OBJECTIVE: Copy each line of the material below that includes the string "四好少年评选标准".

DATA TO PROCESS:
* start *
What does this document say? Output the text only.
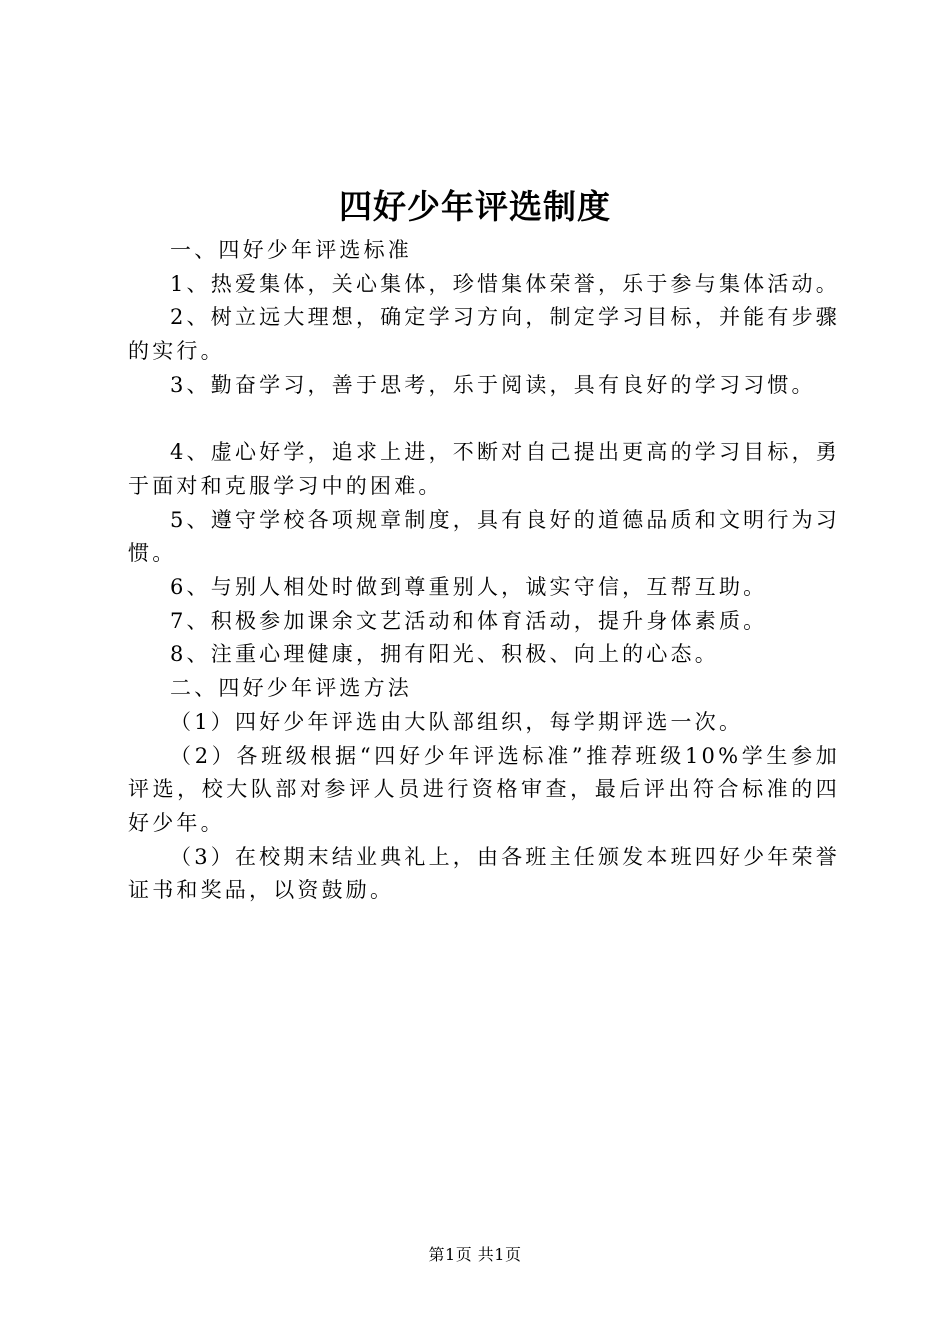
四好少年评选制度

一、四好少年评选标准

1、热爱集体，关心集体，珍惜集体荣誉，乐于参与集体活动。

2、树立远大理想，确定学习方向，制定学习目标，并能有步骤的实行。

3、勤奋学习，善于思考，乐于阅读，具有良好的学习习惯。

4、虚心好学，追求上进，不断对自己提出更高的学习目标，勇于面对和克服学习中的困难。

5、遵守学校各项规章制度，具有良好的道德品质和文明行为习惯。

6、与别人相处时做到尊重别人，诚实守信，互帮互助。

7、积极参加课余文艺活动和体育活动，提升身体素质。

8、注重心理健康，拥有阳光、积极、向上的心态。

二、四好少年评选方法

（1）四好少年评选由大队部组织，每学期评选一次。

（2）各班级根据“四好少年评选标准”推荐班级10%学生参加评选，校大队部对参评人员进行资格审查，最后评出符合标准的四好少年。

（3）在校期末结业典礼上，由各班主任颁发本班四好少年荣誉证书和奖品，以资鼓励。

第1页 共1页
* end *
THE SOLUTION:
一、四好少年评选标准
（2）各班级根据“四好少年评选标准”推荐班级10%学生参加评选，校大队部对参评人员进行资格审查，最后评出符合标准的四好少年。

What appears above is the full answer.